- [Selected excerpt]
In a study just published in the American Chemical Society journal Bio Macromolecules, scientists from Sweden’s KTH Royal Institute of Technology describe their creation of a “nanoporous cellulosic template.” That’s essentially a fancy term for wood that’s been altered structurally, so that it allows as much as 85 percent of light to pass through it. That’s actually close to the light-transmittance level of clear glass, which allows between 80 and 99 percent of light through.

How did they pull off that trick? The researchers heated wood and treated it with chemicals to remove lignin, an organic substance — sort of a natural plastic — that binds together the ingredients of wood, and in the process gives wood its color. To allow light to go through even more easily, they replaced the lignin in the walls of wood cells with methyl methacrylate, a substance that you probably know by the brand name Plexiglas.

“When the lignin is removed, the wood becomes beautifully white,” Lars Berglund, a professor at KTH’s Wallenberg Wood Science Center, explained in a press release. “But because wood is not naturally transparent, we achieve that effect with some nanoscale tailoring.”

So far, the see-through wood has only been produced in tiny quantities, but the process would be scalable to produce building materials, the scientists say.

Because the material isn’t totally transparent, it would be possible to create walls, roofs and even windows that would let in plenty of light but still allow residents of buildings to have some degree of privacy, according to Berglund. In the process, they could save on their electricity bills, since having all that natural light would free them from having to rely so much upon lamps and light fixtures.

Items drawn from a dataset
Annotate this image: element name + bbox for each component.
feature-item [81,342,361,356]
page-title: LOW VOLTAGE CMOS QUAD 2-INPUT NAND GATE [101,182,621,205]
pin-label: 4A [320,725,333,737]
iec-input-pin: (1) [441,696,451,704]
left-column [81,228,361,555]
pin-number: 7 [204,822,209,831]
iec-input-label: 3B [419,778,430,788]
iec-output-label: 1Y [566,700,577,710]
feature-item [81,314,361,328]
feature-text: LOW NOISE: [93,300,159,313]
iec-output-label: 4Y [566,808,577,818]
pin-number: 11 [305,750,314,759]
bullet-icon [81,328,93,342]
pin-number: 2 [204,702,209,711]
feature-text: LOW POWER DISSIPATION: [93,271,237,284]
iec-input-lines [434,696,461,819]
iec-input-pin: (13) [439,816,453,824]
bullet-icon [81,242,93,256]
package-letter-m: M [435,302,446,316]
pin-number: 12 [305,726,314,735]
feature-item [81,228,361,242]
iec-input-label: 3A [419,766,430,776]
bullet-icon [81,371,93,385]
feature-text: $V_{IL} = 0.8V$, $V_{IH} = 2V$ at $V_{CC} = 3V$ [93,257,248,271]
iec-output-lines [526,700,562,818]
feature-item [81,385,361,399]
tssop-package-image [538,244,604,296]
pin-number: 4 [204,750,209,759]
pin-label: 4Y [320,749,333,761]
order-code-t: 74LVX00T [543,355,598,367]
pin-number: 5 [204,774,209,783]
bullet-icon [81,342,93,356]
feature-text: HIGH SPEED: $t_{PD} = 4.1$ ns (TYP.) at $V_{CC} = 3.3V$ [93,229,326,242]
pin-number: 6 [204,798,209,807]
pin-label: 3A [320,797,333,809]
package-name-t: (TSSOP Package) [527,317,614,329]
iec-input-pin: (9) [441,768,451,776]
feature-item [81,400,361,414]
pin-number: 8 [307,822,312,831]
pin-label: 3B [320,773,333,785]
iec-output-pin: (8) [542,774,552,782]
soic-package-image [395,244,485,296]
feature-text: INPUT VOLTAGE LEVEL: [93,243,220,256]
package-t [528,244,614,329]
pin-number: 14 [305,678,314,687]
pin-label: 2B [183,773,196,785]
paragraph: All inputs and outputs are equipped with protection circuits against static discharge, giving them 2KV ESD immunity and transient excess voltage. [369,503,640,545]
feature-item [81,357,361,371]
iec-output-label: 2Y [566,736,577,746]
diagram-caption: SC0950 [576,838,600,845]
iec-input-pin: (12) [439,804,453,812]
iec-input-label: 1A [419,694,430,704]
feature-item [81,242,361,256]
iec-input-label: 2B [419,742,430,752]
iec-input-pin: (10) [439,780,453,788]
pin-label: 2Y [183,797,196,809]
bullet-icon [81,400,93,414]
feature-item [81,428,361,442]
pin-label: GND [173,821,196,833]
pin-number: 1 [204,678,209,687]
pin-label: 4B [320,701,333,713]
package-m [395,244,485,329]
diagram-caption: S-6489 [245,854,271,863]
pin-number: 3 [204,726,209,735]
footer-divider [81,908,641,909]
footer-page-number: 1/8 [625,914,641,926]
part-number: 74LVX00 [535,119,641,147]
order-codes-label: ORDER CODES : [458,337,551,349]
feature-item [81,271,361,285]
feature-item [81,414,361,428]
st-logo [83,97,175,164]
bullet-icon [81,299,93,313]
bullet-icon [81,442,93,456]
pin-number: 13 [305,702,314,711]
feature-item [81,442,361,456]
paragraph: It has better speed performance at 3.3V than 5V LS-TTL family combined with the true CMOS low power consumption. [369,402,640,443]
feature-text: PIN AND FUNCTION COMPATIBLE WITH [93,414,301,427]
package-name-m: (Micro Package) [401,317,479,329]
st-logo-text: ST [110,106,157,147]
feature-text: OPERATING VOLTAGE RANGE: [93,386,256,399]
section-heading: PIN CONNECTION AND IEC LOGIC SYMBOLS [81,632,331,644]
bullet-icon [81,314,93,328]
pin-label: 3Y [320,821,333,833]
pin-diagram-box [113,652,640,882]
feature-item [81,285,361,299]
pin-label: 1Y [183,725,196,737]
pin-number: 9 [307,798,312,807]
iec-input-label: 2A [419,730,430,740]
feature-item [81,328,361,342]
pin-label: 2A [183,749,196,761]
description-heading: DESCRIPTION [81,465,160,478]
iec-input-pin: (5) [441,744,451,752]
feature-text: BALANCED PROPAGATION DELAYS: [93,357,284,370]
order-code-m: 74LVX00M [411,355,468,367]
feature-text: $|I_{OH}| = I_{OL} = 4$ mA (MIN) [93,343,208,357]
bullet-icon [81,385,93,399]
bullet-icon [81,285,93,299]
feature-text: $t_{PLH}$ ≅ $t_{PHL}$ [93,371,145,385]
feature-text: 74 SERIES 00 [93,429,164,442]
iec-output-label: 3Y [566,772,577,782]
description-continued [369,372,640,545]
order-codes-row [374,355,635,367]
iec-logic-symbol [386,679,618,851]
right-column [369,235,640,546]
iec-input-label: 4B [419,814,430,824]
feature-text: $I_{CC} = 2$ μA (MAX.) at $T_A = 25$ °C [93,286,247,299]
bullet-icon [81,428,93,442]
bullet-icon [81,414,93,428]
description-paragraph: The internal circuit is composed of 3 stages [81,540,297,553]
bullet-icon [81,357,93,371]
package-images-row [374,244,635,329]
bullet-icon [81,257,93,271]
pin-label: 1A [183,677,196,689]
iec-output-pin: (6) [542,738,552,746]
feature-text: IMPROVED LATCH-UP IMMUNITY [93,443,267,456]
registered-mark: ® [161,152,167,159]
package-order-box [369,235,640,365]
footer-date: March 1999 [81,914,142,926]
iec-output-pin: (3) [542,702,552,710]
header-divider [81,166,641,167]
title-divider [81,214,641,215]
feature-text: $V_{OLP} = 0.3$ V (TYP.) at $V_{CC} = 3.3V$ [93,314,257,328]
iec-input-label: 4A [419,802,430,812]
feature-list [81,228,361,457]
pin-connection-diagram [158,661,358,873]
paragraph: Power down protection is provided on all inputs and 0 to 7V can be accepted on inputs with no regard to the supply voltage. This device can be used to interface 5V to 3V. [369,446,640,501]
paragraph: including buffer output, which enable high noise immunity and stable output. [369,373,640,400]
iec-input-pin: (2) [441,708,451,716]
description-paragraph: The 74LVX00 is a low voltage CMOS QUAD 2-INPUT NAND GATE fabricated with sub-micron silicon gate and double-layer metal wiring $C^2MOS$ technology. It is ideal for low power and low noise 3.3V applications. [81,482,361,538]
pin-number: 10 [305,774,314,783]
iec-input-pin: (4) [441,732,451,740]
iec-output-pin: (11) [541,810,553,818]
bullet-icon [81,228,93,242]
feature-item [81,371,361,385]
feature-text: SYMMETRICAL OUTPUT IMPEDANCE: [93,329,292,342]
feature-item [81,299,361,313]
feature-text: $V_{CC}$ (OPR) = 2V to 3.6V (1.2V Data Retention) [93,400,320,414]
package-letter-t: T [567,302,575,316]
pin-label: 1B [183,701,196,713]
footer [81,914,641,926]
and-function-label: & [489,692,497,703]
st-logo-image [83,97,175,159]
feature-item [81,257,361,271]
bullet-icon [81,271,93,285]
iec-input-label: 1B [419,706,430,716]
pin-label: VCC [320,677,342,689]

- [Tasks to complete]
[1] Answer these questions about the see-through wood passage:
(a) Up to what percentage of light does the altered wood let through?
(b) What substance did the researchers put in place of the lignin in the walls of wood cells?
(c) At which center is Lars Berglund a professor?
[2] Continue the passage on see-through wood, picking up after its final sentence.

- [Activity answers]
[1]
(a) As much as 85 percent.
(b) Methyl methacrylate, known by the brand name Plexiglas.
(c) KTH's Wallenberg Wood Science Center.

[2]
Berglund also envisions using the translucent wood to create big arrays of solar cells on the exteriors of houses and buildings.

The transparent wood is just the latest in an array of see-through materials developed in recent years by researchers. Hungarian architect Aron Losonczi has developed a hybrid light-transmitting concrete with glass fibers mixed into the material. And in 2015, researchers at Pennsylvania State University created a new type of transparent metal that could be used to make large-screen TVs, computer monitors and “smart windows.”

In March, Japanese architect Kazuyo Sejima unveiled a design for a commuter train with some parts that are transparent and others that reflect light. The idea is that the train would blend into its surroundings almost invisibly. European aircraft manufacturer Airbus also has envisioned a future airliner with a fuselage that could become transparent, giving passengers a 360-degree view of the sky and eliminating the need for windows.